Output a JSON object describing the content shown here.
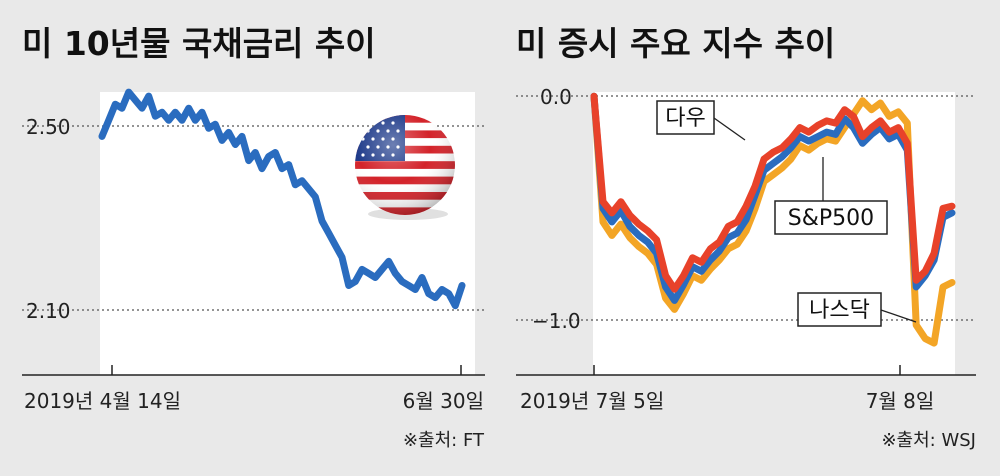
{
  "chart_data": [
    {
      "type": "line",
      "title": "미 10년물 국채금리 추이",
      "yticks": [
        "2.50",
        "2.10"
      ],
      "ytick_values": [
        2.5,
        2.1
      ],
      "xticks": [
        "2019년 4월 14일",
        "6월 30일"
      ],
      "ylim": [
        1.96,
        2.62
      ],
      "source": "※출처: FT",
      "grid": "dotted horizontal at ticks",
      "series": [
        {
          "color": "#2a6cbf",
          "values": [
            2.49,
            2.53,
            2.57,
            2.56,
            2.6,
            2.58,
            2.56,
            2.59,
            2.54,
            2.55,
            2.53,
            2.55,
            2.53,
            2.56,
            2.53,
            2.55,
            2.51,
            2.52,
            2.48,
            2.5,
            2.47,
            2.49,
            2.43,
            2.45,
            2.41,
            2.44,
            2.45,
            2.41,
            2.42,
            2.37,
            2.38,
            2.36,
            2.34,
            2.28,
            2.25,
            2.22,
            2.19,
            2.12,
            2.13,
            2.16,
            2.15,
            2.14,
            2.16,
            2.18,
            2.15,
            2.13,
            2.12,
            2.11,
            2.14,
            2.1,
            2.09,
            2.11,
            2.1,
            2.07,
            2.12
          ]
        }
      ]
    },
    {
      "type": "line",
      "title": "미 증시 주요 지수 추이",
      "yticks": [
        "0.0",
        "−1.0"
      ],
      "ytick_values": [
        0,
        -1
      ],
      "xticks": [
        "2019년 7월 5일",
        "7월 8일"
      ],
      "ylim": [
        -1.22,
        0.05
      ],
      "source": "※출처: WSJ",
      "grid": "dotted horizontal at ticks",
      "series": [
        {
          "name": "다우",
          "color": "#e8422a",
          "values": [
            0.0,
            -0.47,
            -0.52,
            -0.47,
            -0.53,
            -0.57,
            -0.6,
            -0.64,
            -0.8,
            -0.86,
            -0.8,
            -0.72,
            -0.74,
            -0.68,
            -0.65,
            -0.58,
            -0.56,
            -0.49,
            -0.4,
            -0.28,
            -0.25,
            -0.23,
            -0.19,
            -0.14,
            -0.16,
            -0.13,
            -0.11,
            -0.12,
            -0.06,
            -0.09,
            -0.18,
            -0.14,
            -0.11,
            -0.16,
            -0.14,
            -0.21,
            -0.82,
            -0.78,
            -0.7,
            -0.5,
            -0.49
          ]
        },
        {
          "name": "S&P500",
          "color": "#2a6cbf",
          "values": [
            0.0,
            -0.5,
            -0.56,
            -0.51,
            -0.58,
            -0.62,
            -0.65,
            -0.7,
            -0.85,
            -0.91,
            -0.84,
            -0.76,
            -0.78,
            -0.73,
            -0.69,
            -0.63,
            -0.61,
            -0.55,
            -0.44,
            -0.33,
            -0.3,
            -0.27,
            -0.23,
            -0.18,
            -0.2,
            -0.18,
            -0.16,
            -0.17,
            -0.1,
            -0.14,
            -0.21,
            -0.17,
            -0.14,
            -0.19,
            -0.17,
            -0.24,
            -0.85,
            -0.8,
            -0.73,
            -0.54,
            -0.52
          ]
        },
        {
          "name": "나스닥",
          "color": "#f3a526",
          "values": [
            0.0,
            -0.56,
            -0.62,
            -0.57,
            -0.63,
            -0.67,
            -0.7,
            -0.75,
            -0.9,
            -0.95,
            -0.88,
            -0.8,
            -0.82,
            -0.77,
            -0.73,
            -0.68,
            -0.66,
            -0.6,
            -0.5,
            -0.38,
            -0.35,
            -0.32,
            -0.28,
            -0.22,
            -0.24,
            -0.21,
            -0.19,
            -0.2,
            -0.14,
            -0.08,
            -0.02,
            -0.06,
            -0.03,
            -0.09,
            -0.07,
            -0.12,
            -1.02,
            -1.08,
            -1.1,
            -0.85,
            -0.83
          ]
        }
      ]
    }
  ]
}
+++
* PROBLEM STATEMENT:
Repeat the listing in full and exactly. Do not include any images.

* FULL RESPONSE:
Output a JSON object describing the content shown here.
{
  "chart_data": [
    {
      "type": "line",
      "title": "미 10년물 국채금리 추이",
      "yticks": [
        "2.50",
        "2.10"
      ],
      "ytick_values": [
        2.5,
        2.1
      ],
      "xticks": [
        "2019년 4월 14일",
        "6월 30일"
      ],
      "ylim": [
        1.96,
        2.62
      ],
      "source": "※출처: FT",
      "grid": "dotted horizontal at ticks",
      "series": [
        {
          "color": "#2a6cbf",
          "values": [
            2.49,
            2.53,
            2.57,
            2.56,
            2.6,
            2.58,
            2.56,
            2.59,
            2.54,
            2.55,
            2.53,
            2.55,
            2.53,
            2.56,
            2.53,
            2.55,
            2.51,
            2.52,
            2.48,
            2.5,
            2.47,
            2.49,
            2.43,
            2.45,
            2.41,
            2.44,
            2.45,
            2.41,
            2.42,
            2.37,
            2.38,
            2.36,
            2.34,
            2.28,
            2.25,
            2.22,
            2.19,
            2.12,
            2.13,
            2.16,
            2.15,
            2.14,
            2.16,
            2.18,
            2.15,
            2.13,
            2.12,
            2.11,
            2.14,
            2.1,
            2.09,
            2.11,
            2.1,
            2.07,
            2.12
          ]
        }
      ]
    },
    {
      "type": "line",
      "title": "미 증시 주요 지수 추이",
      "yticks": [
        "0.0",
        "−1.0"
      ],
      "ytick_values": [
        0,
        -1
      ],
      "xticks": [
        "2019년 7월 5일",
        "7월 8일"
      ],
      "ylim": [
        -1.22,
        0.05
      ],
      "source": "※출처: WSJ",
      "grid": "dotted horizontal at ticks",
      "series": [
        {
          "name": "다우",
          "color": "#e8422a",
          "values": [
            0.0,
            -0.47,
            -0.52,
            -0.47,
            -0.53,
            -0.57,
            -0.6,
            -0.64,
            -0.8,
            -0.86,
            -0.8,
            -0.72,
            -0.74,
            -0.68,
            -0.65,
            -0.58,
            -0.56,
            -0.49,
            -0.4,
            -0.28,
            -0.25,
            -0.23,
            -0.19,
            -0.14,
            -0.16,
            -0.13,
            -0.11,
            -0.12,
            -0.06,
            -0.09,
            -0.18,
            -0.14,
            -0.11,
            -0.16,
            -0.14,
            -0.21,
            -0.82,
            -0.78,
            -0.7,
            -0.5,
            -0.49
          ]
        },
        {
          "name": "S&P500",
          "color": "#2a6cbf",
          "values": [
            0.0,
            -0.5,
            -0.56,
            -0.51,
            -0.58,
            -0.62,
            -0.65,
            -0.7,
            -0.85,
            -0.91,
            -0.84,
            -0.76,
            -0.78,
            -0.73,
            -0.69,
            -0.63,
            -0.61,
            -0.55,
            -0.44,
            -0.33,
            -0.3,
            -0.27,
            -0.23,
            -0.18,
            -0.2,
            -0.18,
            -0.16,
            -0.17,
            -0.1,
            -0.14,
            -0.21,
            -0.17,
            -0.14,
            -0.19,
            -0.17,
            -0.24,
            -0.85,
            -0.8,
            -0.73,
            -0.54,
            -0.52
          ]
        },
        {
          "name": "나스닥",
          "color": "#f3a526",
          "values": [
            0.0,
            -0.56,
            -0.62,
            -0.57,
            -0.63,
            -0.67,
            -0.7,
            -0.75,
            -0.9,
            -0.95,
            -0.88,
            -0.8,
            -0.82,
            -0.77,
            -0.73,
            -0.68,
            -0.66,
            -0.6,
            -0.5,
            -0.38,
            -0.35,
            -0.32,
            -0.28,
            -0.22,
            -0.24,
            -0.21,
            -0.19,
            -0.2,
            -0.14,
            -0.08,
            -0.02,
            -0.06,
            -0.03,
            -0.09,
            -0.07,
            -0.12,
            -1.02,
            -1.08,
            -1.1,
            -0.85,
            -0.83
          ]
        }
      ]
    }
  ]
}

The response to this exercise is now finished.